◆ **GOAL OF THE EXERCISE**
Look through the records that follow. Copy every line containing the word "speed".
....
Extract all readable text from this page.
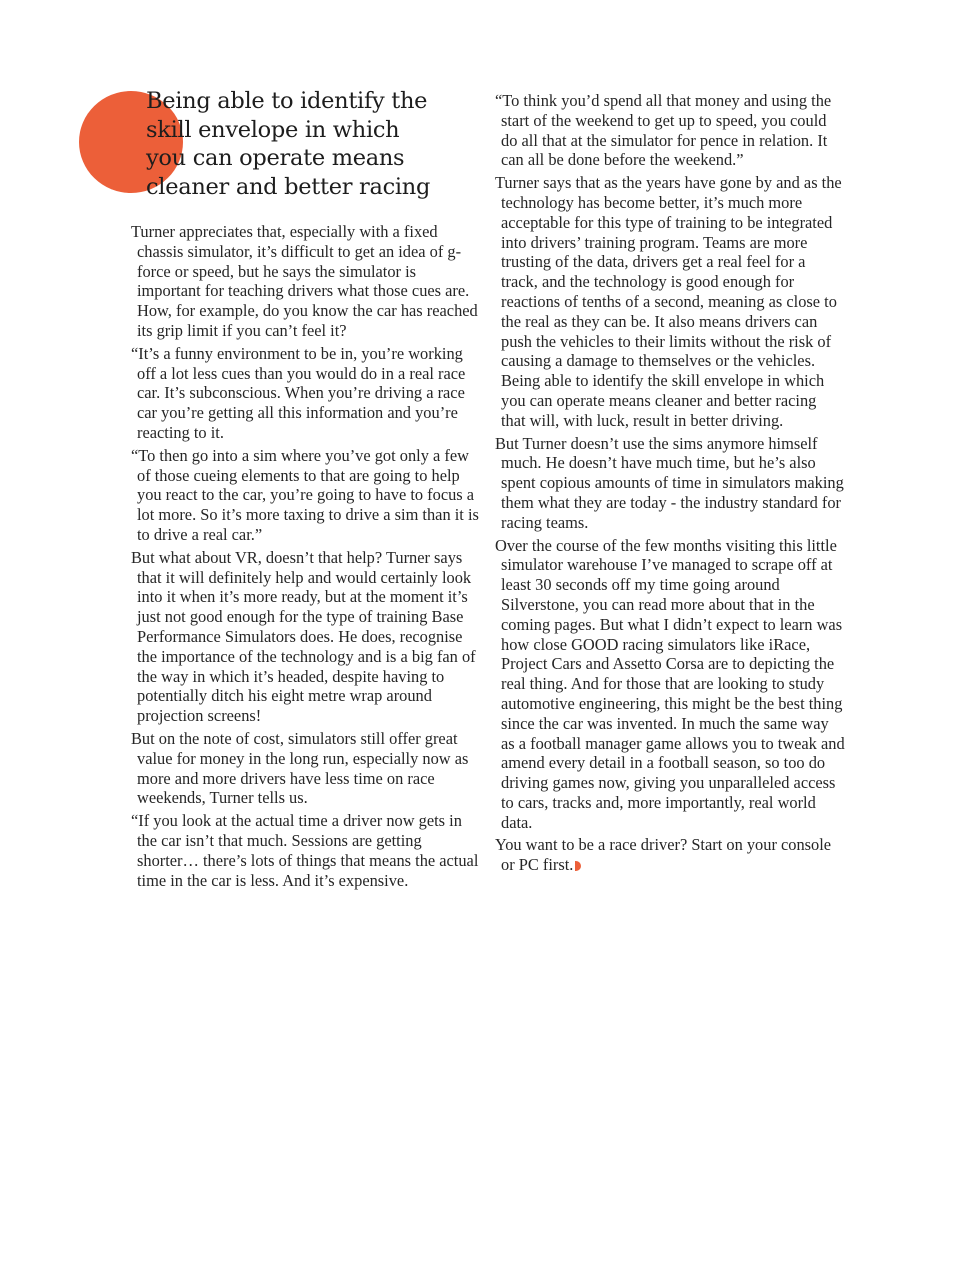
Being able to identify the skill envelope in which you can operate means cleaner and better racing

Turner appreciates that, especially with a fixed chassis simulator, it’s difficult to get an idea of g-force or speed, but he says the simulator is important for teaching drivers what those cues are. How, for example, do you know the car has reached its grip limit if you can’t feel it?

“It’s a funny environment to be in, you’re working off a lot less cues than you would do in a real race car. It’s subconscious. When you’re driving a race car you’re getting all this information and you’re reacting to it.

“To then go into a sim where you’ve got only a few of those cueing elements to that are going to help you react to the car, you’re going to have to focus a lot more. So it’s more taxing to drive a sim than it is to drive a real car.”

But what about VR, doesn’t that help? Turner says that it will definitely help and would certainly look into it when it’s more ready, but at the moment it’s just not good enough for the type of training Base Performance Simulators does. He does, recognise the importance of the technology and is a big fan of the way in which it’s headed, despite having to potentially ditch his eight metre wrap around projection screens!

But on the note of cost, simulators still offer great value for money in the long run, especially now as more and more drivers have less time on race weekends, Turner tells us.

“If you look at the actual time a driver now gets in the car isn’t that much. Sessions are getting shorter… there’s lots of things that means the actual time in the car is less. And it’s expensive.

“To think you’d spend all that money and using the start of the weekend to get up to speed, you could do all that at the simulator for pence in relation. It can all be done before the weekend.”

Turner says that as the years have gone by and as the technology has become better, it’s much more acceptable for this type of training to be integrated into drivers’ training program. Teams are more trusting of the data, drivers get a real feel for a track, and the technology is good enough for reactions of tenths of a second, meaning as close to the real as they can be. It also means drivers can push the vehicles to their limits without the risk of causing a damage to themselves or the vehicles. Being able to identify the skill envelope in which you can operate means cleaner and better racing that will, with luck, result in better driving.

But Turner doesn’t use the sims anymore himself much. He doesn’t have much time, but he’s also spent copious amounts of time in simulators making them what they are today - the industry standard for racing teams.

Over the course of the few months visiting this little simulator warehouse I’ve managed to scrape off at least 30 seconds off my time going around Silverstone, you can read more about that in the coming pages. But what I didn’t expect to learn was how close GOOD racing simulators like iRace, Project Cars and Assetto Corsa are to depicting the real thing. And for those that are looking to study automotive engineering, this might be the best thing since the car was invented. In much the same way as a football manager game allows you to tweak and amend every detail in a football season, so too do driving games now, giving you unparalleled access to cars, tracks and, more importantly, real world data.

You want to be a race driver? Start on your console or PC first.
....
◆ **WRITTEN ANSWER**
Turner appreciates that, especially with a fixed chassis simulator, it’s difficult to get an idea of g-force or speed, but he says the simulator is important for teaching drivers what those cues are. How, for example, do you know the car has reached its grip limit if you can’t feel it?
“To think you’d spend all that money and using the start of the weekend to get up to speed, you could do all that at the simulator for pence in relation. It can all be done before the weekend.”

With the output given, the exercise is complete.